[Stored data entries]
==*==
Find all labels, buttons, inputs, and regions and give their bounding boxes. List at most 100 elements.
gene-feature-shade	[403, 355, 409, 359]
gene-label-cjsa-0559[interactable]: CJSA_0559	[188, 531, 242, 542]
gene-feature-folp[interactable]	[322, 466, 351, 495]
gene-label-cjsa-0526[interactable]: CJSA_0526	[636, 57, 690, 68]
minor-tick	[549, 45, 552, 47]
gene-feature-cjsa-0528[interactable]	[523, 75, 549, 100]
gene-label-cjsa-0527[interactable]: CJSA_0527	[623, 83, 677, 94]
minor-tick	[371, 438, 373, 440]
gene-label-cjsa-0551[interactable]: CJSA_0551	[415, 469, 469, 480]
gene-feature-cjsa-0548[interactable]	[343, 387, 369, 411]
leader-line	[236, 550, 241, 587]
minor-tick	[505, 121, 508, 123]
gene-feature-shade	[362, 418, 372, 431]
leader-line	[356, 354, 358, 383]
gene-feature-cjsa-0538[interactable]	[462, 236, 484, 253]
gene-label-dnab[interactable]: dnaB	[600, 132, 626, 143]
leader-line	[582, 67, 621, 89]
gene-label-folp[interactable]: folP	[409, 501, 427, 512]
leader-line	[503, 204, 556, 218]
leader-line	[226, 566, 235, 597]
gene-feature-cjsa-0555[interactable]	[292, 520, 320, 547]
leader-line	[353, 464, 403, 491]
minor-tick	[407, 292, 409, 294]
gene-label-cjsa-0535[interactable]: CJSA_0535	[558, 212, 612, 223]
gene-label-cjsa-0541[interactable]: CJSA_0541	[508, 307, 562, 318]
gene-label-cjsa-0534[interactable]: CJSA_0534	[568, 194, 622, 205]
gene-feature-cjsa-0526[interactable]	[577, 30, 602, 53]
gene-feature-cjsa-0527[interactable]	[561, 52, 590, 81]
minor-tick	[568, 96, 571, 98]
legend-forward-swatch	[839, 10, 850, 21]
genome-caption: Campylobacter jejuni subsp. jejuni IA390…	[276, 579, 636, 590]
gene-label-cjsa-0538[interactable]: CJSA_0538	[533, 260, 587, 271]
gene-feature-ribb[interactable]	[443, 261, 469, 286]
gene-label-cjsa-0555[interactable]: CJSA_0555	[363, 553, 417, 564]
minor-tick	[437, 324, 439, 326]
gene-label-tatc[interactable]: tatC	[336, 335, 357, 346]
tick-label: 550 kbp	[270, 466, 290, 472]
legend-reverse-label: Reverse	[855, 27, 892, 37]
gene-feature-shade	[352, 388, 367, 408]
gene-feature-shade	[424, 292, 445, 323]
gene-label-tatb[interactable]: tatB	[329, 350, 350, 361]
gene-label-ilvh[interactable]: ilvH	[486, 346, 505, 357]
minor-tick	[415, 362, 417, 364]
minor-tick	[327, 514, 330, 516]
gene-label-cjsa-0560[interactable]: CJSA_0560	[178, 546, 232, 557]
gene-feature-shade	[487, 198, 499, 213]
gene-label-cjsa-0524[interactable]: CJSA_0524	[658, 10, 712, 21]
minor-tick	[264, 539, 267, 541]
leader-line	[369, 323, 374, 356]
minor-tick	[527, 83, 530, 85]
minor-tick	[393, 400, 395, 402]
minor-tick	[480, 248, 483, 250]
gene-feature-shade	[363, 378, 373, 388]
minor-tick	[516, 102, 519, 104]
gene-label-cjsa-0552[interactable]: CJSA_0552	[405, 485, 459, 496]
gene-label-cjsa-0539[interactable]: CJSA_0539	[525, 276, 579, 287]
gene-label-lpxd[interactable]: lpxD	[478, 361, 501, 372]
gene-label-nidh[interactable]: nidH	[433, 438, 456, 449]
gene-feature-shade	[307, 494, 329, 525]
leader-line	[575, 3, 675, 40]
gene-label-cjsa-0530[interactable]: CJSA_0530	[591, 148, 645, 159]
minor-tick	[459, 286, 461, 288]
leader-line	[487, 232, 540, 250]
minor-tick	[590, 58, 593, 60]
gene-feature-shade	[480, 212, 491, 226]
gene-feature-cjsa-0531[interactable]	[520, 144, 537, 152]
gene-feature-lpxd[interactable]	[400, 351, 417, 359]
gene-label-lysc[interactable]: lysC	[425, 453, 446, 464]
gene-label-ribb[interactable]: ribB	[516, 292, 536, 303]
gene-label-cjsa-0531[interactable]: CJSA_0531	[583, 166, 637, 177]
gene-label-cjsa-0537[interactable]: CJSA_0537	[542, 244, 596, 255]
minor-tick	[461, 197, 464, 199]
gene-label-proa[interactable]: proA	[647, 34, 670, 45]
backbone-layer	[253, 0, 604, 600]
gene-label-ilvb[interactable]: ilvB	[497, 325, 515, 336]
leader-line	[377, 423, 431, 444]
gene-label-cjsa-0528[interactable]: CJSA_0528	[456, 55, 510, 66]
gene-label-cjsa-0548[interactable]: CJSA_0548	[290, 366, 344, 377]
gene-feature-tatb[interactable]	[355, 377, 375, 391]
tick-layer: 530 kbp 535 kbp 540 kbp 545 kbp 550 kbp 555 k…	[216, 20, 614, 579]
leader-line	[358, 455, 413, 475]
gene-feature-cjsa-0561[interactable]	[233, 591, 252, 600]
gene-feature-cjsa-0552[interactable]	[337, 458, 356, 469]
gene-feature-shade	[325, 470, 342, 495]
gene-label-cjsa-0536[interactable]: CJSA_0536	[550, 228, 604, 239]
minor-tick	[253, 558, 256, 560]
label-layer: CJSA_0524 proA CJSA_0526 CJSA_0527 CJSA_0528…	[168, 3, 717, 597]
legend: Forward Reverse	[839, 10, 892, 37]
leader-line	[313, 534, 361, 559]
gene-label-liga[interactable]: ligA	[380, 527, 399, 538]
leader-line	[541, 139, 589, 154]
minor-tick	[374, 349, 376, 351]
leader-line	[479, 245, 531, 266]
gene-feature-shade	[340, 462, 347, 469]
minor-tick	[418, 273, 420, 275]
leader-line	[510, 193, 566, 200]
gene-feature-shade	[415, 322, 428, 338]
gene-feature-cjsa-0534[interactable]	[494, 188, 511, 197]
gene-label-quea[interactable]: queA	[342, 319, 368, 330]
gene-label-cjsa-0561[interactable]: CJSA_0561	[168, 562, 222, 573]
==*==
=== Required action ===
Locate the word "proA" in the records and collect each line it appears in.

=== Response below ===
gene-label-proa[interactable]: proA	[647, 34, 670, 45]
label-layer: CJSA_0524 proA CJSA_0526 CJSA_0527 CJSA_0528…	[168, 3, 717, 597]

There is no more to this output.